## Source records
○ ○ ○ ○

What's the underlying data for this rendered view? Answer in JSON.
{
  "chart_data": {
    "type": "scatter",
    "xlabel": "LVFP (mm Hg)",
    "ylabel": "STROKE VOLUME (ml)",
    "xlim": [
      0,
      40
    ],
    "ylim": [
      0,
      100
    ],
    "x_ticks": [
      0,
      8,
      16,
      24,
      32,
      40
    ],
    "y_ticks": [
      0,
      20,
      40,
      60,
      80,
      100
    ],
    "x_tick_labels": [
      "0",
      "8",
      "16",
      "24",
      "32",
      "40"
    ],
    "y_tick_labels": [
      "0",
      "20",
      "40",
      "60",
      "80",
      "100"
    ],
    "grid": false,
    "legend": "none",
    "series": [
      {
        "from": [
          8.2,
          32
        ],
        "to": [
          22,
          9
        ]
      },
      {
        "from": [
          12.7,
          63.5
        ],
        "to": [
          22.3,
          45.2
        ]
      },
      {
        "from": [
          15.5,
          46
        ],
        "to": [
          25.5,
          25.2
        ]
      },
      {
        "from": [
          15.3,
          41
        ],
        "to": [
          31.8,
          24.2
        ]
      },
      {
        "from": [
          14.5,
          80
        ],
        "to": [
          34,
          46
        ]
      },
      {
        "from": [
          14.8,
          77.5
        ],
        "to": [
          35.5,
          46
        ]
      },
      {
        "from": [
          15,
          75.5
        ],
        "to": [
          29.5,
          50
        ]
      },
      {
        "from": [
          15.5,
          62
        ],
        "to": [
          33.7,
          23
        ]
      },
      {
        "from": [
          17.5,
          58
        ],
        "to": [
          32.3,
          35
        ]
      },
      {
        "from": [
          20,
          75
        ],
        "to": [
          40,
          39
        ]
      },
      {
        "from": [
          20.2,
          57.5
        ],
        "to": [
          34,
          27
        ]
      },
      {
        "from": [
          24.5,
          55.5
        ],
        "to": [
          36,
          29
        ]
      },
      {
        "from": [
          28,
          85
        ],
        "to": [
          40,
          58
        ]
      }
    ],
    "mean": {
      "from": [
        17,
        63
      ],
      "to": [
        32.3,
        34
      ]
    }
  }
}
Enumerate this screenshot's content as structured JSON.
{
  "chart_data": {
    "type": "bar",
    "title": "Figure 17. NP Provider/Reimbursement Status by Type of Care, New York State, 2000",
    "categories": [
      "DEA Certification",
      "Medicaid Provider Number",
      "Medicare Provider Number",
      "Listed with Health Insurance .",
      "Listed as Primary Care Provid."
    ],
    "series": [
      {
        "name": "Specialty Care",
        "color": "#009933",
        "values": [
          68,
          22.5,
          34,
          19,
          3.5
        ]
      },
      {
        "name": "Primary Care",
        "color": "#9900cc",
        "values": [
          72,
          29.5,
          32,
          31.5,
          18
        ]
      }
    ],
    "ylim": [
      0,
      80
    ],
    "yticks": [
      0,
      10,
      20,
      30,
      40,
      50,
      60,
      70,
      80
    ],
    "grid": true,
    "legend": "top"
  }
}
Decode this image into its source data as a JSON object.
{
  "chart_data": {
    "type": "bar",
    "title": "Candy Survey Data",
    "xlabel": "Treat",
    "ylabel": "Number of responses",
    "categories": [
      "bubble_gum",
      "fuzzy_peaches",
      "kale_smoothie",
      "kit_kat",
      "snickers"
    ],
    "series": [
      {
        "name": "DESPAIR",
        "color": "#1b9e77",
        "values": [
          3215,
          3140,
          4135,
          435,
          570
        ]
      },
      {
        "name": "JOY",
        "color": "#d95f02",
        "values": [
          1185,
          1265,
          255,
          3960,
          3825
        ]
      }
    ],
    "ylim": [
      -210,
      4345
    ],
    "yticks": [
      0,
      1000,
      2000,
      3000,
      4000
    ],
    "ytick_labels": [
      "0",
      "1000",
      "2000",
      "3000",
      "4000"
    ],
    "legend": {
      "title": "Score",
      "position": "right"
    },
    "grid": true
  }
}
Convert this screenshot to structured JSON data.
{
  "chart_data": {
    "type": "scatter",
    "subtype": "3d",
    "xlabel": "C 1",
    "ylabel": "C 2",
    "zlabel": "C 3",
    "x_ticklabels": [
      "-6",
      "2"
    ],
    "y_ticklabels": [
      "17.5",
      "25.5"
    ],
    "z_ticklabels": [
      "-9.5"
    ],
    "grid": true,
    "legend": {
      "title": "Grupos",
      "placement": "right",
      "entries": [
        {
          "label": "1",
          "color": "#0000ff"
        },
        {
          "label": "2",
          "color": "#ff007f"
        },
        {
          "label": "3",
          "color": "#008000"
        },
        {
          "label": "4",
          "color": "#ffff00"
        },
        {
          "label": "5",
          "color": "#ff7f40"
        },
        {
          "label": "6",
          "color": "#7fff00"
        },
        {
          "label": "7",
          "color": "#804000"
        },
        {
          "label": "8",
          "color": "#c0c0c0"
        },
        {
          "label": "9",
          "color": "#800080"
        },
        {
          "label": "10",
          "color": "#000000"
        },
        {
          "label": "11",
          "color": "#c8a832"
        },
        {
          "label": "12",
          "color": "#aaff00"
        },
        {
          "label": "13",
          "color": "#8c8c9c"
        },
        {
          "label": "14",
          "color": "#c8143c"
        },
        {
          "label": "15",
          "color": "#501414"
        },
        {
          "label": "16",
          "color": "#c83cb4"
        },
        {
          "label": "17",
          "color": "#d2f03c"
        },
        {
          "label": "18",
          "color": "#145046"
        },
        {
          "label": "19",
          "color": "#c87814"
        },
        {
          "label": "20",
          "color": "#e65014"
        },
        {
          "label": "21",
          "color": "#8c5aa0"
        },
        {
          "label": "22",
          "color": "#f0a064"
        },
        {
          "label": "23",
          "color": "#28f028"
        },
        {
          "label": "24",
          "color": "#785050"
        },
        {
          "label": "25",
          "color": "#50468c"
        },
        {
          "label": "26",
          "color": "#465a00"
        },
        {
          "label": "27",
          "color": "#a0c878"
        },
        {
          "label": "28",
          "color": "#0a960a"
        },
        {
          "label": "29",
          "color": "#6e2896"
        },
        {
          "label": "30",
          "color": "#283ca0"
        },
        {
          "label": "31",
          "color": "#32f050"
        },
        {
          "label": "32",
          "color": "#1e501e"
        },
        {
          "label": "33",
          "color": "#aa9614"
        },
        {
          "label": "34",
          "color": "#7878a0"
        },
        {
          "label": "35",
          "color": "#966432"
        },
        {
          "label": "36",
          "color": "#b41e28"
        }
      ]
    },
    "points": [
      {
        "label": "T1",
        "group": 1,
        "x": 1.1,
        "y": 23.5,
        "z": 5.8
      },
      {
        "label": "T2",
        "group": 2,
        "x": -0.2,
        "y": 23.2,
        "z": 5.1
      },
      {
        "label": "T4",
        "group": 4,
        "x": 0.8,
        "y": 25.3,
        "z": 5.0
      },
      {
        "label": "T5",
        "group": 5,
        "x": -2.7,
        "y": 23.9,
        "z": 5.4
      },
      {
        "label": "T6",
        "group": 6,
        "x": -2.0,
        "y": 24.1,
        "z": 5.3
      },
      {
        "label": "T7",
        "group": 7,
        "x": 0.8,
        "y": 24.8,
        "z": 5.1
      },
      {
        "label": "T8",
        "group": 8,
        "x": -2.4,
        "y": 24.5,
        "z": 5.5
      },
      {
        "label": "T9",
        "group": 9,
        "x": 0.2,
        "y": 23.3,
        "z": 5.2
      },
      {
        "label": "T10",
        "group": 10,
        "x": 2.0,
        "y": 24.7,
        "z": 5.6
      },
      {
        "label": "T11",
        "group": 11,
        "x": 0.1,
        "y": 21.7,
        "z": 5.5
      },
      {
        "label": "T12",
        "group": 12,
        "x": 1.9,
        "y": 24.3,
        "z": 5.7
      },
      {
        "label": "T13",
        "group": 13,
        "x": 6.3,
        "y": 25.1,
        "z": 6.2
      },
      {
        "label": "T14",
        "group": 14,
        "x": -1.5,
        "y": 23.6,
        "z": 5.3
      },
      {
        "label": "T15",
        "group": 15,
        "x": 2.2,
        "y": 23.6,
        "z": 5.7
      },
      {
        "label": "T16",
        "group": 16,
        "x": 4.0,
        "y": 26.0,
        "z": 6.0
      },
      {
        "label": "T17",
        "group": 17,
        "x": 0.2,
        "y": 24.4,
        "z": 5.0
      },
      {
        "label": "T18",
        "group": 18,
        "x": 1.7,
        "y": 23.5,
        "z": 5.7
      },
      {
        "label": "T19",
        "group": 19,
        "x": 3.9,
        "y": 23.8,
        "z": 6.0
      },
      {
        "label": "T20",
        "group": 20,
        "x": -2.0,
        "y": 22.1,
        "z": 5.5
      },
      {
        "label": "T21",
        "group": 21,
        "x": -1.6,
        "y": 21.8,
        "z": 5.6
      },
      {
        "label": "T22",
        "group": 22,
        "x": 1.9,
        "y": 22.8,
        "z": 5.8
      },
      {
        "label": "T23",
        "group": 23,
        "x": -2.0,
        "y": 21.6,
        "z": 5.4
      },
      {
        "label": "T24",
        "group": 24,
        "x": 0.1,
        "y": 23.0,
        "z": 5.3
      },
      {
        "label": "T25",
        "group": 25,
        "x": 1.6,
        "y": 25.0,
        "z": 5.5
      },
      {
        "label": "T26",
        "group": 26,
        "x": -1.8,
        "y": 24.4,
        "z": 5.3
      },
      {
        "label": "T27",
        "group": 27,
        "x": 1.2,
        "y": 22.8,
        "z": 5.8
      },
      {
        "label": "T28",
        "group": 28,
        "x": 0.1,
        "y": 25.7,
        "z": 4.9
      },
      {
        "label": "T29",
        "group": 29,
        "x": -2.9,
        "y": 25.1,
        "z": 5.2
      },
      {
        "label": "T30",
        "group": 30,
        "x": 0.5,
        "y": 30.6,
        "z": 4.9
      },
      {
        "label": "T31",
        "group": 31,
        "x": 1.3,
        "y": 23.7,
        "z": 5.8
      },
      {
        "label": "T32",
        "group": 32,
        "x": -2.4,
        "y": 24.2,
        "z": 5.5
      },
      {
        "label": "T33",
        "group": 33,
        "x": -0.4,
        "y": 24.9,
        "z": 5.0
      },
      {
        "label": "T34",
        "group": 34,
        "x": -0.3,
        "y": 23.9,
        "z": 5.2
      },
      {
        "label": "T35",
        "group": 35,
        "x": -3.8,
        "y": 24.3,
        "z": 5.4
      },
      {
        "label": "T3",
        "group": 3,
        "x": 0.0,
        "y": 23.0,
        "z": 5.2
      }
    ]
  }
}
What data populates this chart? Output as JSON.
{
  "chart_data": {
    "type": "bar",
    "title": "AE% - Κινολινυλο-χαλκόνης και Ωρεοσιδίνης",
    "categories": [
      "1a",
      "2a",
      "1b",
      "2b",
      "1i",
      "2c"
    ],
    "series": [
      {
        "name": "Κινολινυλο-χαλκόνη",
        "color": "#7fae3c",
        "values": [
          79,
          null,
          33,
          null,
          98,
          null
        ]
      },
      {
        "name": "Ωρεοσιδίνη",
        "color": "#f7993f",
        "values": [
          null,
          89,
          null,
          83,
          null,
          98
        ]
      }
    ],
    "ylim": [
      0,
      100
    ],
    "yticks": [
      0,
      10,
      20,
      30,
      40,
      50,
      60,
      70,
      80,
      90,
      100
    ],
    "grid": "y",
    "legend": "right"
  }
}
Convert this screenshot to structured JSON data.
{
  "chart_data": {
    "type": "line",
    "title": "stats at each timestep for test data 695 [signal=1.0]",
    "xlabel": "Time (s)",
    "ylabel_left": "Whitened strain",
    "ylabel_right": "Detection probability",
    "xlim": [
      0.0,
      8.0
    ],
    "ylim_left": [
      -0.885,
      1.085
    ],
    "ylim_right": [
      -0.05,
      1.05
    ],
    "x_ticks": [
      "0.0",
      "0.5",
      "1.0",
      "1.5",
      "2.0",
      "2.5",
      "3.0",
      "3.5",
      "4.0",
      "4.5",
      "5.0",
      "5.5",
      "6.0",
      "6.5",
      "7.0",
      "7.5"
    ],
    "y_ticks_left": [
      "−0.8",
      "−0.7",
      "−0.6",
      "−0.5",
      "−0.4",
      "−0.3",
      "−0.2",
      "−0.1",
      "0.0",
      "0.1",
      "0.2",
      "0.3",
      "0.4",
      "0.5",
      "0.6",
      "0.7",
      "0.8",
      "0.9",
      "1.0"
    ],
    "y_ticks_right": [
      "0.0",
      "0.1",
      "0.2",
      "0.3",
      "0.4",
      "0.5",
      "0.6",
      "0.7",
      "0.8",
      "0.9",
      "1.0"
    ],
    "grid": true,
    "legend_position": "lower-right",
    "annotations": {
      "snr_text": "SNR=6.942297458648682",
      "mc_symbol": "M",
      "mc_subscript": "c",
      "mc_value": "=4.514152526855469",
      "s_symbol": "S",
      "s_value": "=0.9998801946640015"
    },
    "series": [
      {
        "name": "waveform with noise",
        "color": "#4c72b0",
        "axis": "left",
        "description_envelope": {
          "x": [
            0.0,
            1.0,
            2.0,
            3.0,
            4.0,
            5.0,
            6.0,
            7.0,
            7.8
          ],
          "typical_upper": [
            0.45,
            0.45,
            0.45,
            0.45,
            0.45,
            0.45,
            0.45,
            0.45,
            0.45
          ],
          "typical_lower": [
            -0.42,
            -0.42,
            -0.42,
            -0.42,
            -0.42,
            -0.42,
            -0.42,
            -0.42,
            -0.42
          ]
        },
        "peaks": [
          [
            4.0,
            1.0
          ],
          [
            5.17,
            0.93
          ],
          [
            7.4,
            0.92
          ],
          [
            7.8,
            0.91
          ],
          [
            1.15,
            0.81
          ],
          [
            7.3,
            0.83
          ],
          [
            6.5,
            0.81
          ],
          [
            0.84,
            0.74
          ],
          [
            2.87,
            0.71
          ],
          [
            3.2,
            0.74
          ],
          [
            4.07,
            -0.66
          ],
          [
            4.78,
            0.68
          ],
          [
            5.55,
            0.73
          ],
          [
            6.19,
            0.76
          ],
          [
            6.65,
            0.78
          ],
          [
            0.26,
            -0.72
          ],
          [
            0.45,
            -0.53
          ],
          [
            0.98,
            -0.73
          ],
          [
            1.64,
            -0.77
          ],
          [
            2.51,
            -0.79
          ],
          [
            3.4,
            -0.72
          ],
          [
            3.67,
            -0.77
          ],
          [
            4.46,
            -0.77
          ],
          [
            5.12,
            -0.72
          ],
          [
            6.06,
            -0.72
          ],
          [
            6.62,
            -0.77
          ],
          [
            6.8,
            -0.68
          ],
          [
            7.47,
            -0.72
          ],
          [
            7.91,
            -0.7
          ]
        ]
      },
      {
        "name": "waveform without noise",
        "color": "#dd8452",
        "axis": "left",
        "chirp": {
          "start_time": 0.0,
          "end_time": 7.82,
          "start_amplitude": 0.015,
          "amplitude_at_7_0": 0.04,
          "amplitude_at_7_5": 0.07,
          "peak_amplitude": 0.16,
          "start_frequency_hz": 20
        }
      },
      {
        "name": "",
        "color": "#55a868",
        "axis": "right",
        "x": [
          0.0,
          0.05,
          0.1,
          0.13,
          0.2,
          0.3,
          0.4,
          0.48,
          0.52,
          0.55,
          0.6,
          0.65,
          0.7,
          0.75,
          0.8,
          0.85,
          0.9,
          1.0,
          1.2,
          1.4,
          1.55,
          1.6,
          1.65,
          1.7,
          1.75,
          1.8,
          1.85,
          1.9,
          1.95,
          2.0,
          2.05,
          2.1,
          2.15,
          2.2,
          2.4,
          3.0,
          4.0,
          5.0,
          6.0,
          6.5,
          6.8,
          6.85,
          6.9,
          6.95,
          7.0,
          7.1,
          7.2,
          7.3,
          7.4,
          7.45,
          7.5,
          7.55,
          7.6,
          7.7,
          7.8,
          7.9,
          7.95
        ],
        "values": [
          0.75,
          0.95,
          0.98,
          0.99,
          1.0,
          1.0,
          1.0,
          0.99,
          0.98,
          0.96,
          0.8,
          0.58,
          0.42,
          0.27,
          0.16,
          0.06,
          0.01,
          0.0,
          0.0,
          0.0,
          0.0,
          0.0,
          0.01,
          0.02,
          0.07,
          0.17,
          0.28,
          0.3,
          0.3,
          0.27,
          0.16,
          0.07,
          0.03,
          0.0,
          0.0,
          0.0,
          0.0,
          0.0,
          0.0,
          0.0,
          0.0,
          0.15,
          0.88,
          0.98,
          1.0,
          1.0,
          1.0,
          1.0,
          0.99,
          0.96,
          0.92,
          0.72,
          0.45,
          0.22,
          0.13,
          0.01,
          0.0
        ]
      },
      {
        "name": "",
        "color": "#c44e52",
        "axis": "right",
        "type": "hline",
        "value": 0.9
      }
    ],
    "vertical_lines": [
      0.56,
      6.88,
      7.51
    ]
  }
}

○ ○ ○ ○

## TASK
Pull out all lines containing the word "noise" from the entries above.

## ANSWER IN FULL
        "name": "waveform with noise",
        "name": "waveform without noise",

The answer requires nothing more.